DATASET EXCERPTS —
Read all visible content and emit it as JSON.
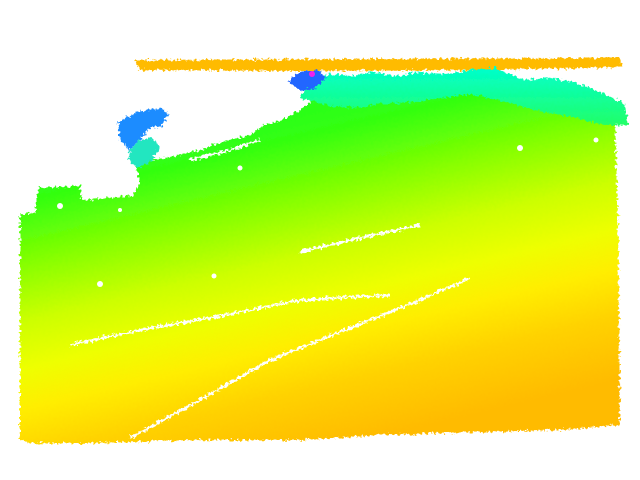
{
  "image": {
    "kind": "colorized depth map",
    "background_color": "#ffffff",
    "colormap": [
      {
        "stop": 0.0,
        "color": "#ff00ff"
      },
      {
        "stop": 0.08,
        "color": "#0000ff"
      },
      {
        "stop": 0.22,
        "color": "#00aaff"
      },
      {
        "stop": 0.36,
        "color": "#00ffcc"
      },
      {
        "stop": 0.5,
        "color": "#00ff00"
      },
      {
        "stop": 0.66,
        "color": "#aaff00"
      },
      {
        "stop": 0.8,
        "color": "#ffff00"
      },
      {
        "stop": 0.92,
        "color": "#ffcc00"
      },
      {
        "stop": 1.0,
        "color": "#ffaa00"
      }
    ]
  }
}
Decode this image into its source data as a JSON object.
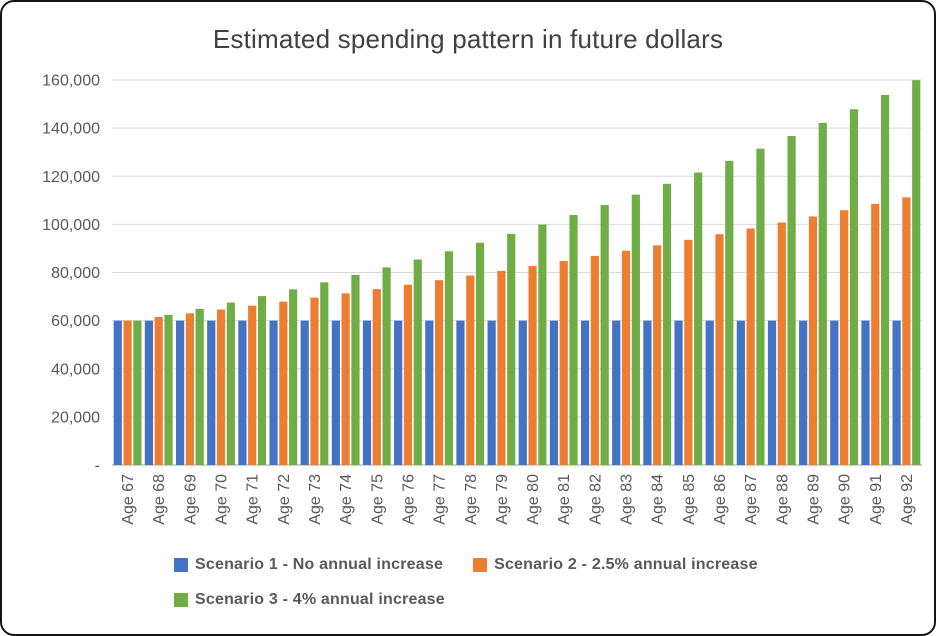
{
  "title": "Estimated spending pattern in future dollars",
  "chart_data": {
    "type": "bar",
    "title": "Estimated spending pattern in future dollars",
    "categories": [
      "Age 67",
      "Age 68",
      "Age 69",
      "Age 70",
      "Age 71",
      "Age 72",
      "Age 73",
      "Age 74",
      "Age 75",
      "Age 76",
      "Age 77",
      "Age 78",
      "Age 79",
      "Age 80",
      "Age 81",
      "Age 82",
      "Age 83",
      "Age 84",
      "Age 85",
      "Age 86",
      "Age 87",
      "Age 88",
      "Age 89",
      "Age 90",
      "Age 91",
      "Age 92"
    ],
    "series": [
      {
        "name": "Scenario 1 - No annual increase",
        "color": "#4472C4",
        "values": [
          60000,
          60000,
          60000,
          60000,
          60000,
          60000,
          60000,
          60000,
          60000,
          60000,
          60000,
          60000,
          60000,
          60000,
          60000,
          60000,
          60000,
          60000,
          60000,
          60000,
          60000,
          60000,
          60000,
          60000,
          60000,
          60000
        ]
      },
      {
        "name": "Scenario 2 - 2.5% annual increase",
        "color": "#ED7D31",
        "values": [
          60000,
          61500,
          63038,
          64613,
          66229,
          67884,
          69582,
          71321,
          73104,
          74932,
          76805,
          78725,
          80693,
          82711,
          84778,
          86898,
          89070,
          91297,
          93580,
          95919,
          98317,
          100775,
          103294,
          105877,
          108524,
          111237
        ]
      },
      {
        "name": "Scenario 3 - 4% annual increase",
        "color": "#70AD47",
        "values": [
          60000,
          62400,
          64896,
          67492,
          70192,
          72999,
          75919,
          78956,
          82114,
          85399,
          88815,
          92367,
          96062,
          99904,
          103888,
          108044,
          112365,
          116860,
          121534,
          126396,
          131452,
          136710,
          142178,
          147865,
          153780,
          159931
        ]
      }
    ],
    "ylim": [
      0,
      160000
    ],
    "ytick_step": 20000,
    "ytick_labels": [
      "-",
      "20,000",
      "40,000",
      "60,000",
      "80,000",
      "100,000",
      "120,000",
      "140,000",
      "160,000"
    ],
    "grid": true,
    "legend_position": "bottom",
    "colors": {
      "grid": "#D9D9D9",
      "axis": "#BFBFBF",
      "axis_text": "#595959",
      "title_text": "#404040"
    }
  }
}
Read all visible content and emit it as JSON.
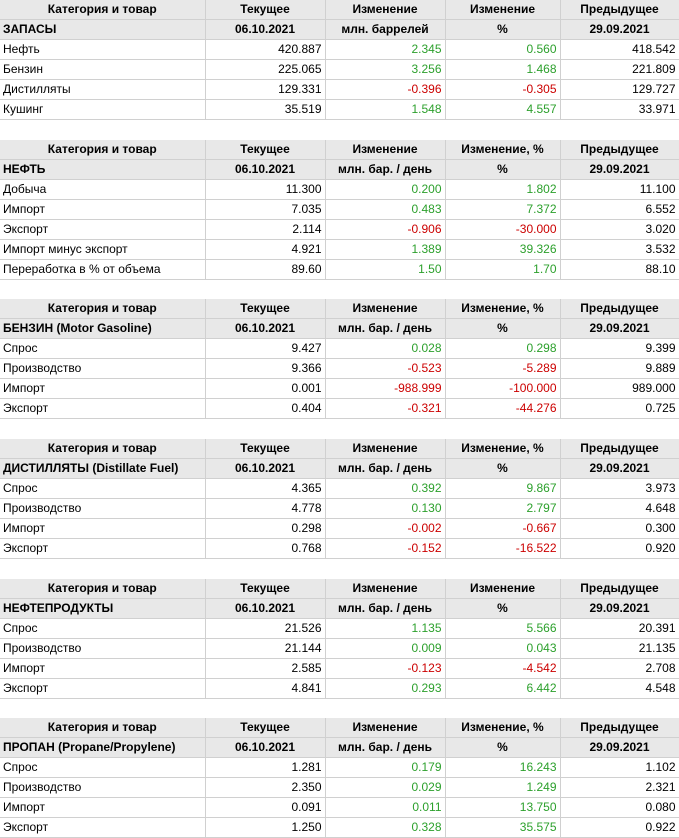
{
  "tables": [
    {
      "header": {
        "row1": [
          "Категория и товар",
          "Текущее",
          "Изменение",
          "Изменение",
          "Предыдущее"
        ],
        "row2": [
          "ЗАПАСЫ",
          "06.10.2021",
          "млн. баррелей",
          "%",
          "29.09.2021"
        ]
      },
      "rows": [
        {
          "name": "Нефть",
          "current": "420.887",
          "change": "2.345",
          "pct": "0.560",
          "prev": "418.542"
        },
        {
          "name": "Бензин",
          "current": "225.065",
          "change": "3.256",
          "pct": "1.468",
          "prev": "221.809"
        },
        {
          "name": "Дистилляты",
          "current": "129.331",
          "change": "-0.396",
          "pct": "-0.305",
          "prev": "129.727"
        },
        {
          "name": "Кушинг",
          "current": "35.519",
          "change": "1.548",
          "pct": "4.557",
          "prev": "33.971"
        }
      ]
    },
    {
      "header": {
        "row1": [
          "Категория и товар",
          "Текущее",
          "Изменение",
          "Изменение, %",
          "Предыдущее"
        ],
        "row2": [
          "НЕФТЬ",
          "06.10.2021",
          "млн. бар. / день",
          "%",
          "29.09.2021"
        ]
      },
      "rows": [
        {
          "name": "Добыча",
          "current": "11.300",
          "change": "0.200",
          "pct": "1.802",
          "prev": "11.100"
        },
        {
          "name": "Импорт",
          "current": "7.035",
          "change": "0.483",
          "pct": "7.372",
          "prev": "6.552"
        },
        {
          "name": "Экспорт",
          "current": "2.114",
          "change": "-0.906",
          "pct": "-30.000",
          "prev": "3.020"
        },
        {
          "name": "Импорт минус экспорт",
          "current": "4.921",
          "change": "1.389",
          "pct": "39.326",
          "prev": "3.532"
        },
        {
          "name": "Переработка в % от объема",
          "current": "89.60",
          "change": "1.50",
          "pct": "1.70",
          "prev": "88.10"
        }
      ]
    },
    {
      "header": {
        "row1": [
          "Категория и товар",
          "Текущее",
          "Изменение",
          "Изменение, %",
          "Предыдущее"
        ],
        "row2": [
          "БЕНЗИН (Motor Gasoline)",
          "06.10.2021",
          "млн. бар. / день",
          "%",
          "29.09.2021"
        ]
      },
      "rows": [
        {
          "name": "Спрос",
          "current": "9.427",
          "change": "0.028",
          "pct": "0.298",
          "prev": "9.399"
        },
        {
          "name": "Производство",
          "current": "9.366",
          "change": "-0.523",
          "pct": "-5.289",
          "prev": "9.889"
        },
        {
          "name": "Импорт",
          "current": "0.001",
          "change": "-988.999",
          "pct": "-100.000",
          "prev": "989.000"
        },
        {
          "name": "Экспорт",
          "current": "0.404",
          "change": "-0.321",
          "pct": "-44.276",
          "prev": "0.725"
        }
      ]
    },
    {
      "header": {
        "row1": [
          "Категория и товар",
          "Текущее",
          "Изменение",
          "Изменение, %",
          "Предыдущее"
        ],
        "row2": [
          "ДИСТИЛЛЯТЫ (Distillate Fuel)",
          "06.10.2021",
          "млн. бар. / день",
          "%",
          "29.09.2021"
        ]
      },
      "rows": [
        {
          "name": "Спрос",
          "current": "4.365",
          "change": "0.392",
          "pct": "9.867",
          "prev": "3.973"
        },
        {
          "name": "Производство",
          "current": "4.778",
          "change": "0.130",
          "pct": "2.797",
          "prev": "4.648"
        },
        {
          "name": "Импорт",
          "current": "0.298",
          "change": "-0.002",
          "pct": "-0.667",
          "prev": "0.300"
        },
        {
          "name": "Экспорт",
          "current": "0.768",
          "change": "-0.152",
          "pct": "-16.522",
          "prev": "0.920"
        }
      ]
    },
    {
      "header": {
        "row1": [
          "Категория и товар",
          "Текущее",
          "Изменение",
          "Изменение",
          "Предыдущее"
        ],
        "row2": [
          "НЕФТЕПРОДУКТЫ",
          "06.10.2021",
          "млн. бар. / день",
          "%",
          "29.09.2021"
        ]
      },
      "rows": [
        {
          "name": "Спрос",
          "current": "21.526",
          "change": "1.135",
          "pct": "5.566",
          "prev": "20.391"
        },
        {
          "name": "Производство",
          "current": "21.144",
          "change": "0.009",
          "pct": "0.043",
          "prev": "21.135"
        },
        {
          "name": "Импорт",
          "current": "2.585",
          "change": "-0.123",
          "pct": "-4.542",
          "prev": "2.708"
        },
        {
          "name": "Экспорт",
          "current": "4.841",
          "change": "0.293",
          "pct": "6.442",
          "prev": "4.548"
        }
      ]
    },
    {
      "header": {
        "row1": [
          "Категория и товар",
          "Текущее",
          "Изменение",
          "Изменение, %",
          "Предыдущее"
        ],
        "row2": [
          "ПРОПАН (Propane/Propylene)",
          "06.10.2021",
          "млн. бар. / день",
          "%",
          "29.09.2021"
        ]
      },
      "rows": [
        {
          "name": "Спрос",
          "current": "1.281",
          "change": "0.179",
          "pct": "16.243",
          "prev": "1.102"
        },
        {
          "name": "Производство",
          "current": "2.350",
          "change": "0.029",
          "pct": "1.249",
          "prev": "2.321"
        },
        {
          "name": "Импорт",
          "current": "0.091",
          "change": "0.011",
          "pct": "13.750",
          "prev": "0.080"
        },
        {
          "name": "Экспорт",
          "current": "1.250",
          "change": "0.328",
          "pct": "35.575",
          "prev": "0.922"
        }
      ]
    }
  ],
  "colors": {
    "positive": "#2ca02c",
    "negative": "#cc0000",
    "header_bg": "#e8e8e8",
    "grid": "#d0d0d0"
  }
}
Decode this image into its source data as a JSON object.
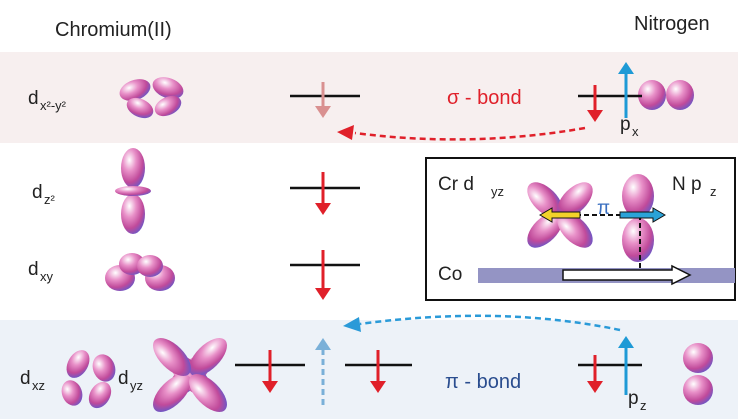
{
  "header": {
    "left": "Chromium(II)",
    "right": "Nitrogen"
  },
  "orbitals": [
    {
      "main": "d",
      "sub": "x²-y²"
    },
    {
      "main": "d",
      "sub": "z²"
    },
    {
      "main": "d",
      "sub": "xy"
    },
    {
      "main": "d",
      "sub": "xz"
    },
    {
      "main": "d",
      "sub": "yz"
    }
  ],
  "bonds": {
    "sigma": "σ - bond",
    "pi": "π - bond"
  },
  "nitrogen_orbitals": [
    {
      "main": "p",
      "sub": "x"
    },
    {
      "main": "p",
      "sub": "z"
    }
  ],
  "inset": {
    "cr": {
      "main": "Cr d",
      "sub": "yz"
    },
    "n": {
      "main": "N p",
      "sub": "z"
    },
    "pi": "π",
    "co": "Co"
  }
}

WHAT IS ASKED — Search the data for "Scenario" and list every line in which it occurs.

REPLY TO THE TASK —
        "name": "Scenario 1 - No annual increase",
        "name": "Scenario 2 - 2.5% annual increase",
        "name": "Scenario 3 - 4% annual increase",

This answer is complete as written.